## Exercise brief
Extract the lines that carry the string "точки" from the listing.

Dataset rows
..........

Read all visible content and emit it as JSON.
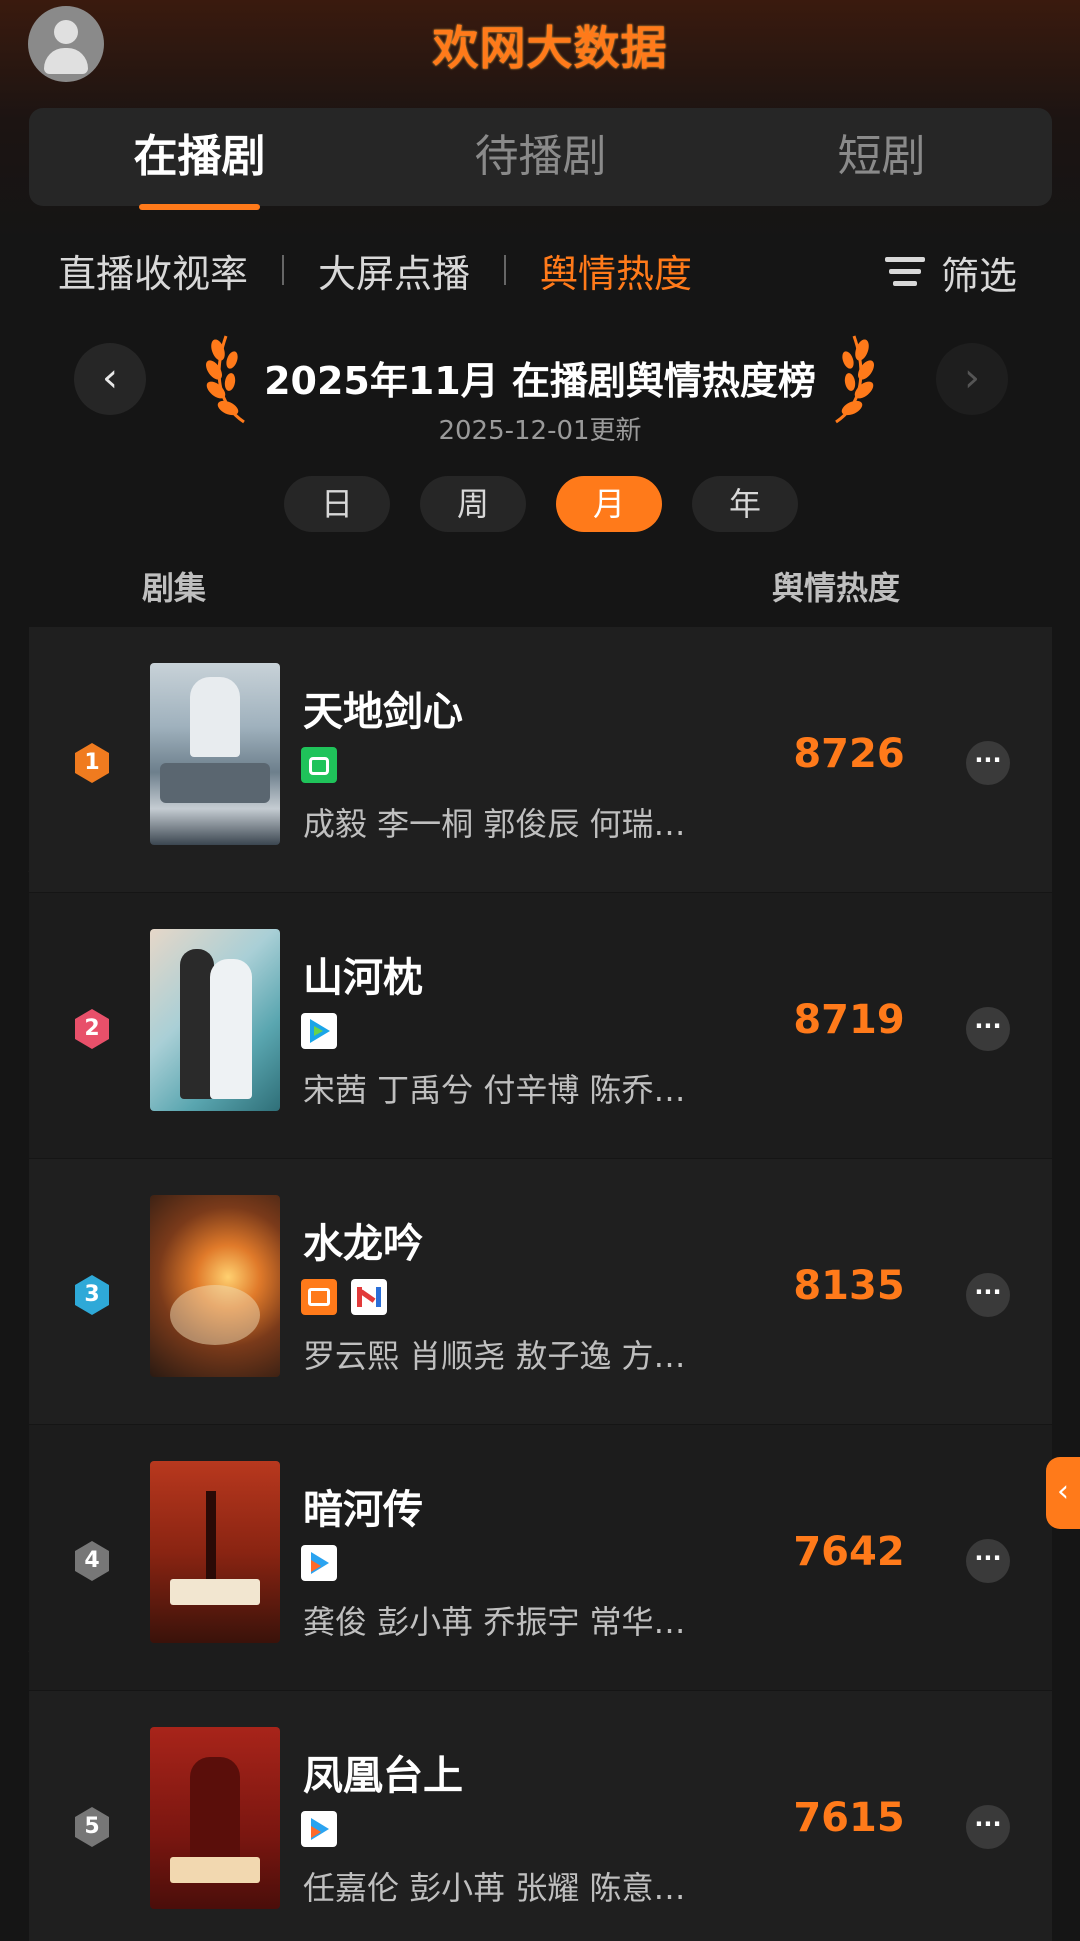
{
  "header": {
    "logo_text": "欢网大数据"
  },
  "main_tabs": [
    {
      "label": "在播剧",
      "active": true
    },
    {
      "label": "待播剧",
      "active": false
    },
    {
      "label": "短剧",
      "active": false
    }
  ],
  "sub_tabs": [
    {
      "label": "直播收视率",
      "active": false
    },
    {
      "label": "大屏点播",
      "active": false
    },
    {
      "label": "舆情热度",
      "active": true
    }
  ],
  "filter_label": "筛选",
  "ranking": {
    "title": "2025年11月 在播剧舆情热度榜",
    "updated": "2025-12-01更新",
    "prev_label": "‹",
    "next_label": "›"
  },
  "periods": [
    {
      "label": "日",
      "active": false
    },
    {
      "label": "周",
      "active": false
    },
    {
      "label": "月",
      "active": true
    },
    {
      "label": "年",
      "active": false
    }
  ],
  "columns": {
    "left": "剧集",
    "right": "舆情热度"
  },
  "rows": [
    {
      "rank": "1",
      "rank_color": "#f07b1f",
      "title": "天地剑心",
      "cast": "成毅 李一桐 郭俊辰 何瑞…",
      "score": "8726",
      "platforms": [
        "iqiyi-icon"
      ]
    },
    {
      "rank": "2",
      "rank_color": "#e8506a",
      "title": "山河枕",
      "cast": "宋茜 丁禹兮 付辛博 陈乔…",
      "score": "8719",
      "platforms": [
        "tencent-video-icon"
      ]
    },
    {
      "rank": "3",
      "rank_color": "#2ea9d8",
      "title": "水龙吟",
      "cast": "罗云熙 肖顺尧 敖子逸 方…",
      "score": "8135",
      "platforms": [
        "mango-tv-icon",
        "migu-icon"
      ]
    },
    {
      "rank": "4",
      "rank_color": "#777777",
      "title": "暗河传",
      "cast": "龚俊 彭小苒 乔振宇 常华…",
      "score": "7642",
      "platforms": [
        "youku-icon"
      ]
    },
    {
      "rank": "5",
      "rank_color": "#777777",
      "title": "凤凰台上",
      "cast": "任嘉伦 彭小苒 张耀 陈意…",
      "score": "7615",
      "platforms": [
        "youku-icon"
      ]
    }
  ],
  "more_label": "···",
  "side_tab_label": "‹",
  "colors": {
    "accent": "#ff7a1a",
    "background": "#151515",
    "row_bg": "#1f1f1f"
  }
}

..........

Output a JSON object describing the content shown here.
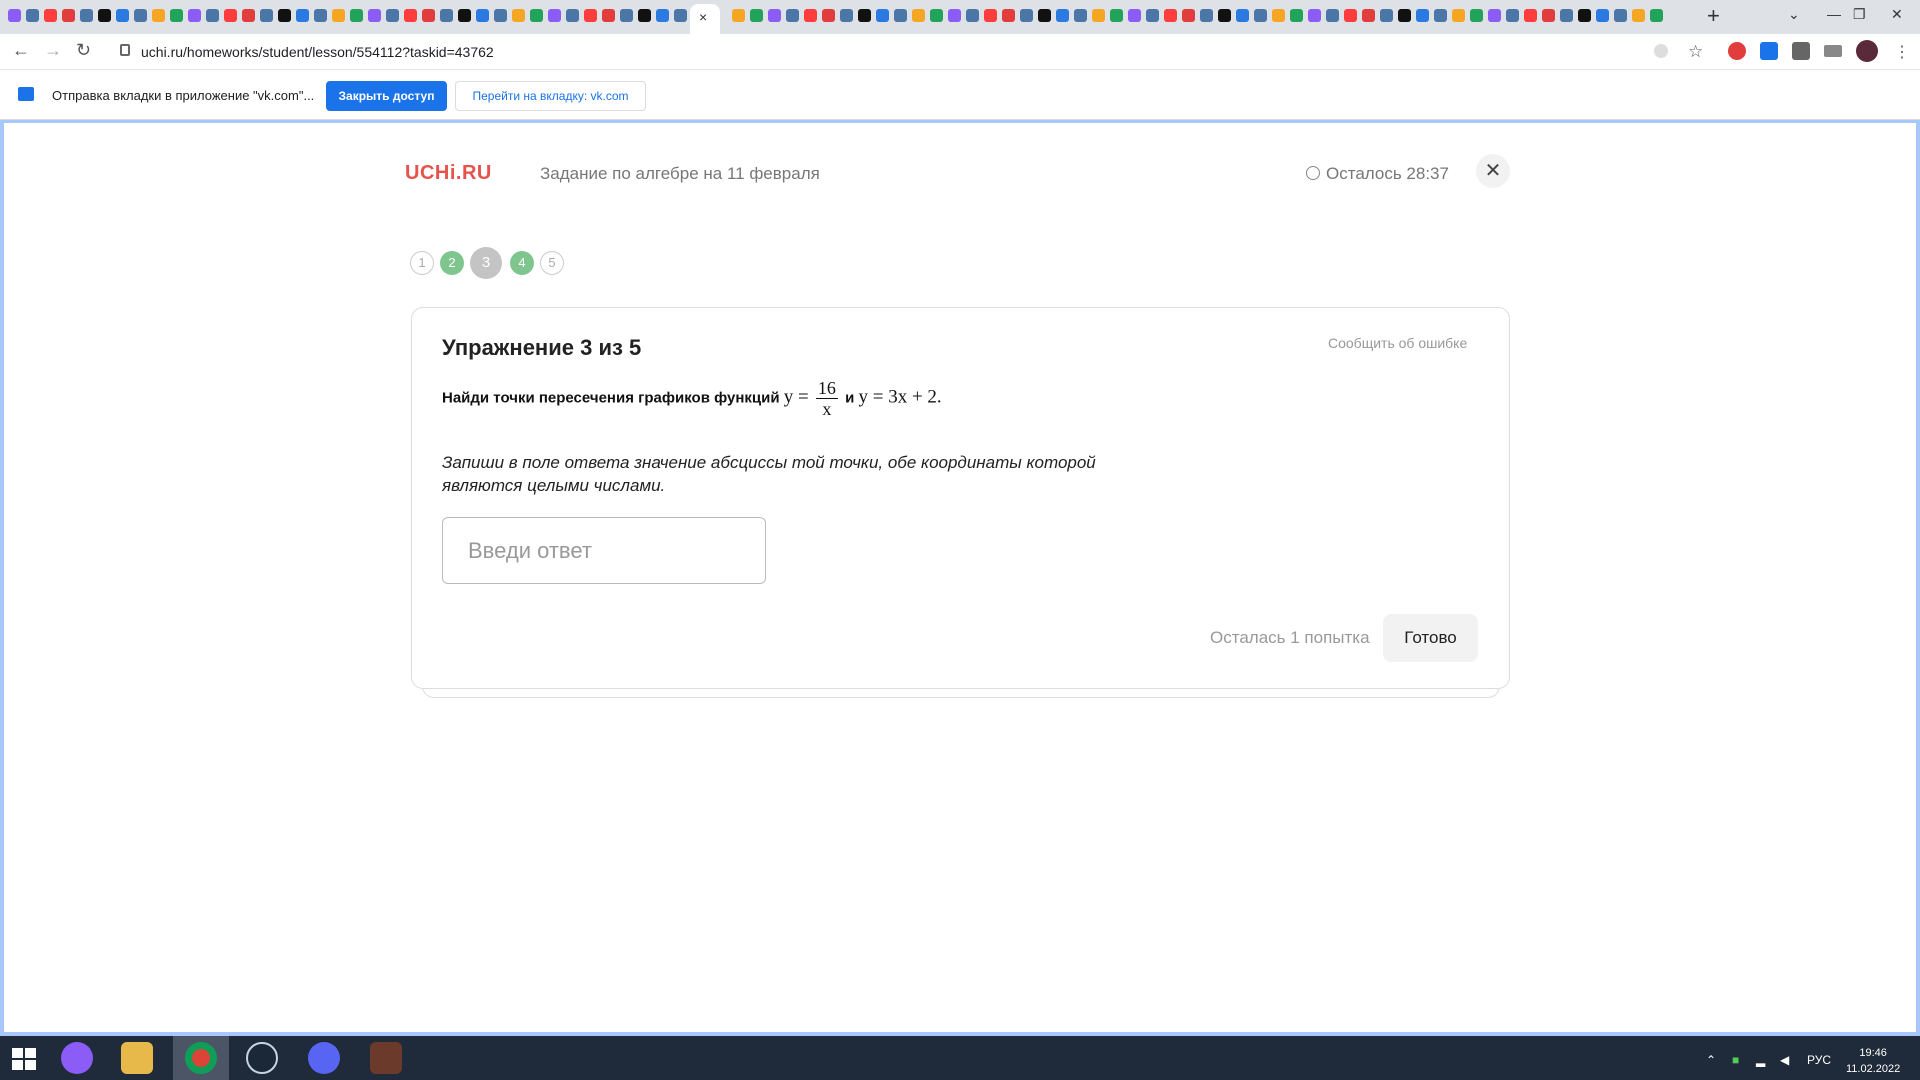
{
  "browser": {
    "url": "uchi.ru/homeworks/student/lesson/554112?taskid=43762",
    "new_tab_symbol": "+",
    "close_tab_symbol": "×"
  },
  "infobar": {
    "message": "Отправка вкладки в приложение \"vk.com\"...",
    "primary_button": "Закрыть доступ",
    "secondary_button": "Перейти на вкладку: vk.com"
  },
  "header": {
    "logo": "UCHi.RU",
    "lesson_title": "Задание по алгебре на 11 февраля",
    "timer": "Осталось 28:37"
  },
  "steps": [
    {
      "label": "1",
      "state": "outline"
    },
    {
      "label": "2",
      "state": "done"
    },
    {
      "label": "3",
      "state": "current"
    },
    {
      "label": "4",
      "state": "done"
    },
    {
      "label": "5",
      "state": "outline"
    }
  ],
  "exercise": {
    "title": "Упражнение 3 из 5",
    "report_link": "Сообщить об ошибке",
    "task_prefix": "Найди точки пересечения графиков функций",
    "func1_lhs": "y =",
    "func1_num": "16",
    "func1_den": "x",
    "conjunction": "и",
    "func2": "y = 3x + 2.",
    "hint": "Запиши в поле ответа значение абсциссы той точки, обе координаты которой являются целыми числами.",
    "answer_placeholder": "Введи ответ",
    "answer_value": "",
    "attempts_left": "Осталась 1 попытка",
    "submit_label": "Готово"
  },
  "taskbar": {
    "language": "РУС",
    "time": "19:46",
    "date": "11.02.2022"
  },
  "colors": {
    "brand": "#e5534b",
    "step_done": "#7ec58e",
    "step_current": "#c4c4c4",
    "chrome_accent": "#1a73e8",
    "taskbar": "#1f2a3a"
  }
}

..........

## Complete response
    "task_prefix": "Найди точки пересечения графиков функций",
    "hint": "Запиши в поле ответа значение абсциссы той точки, обе координаты которой являются целыми числами.",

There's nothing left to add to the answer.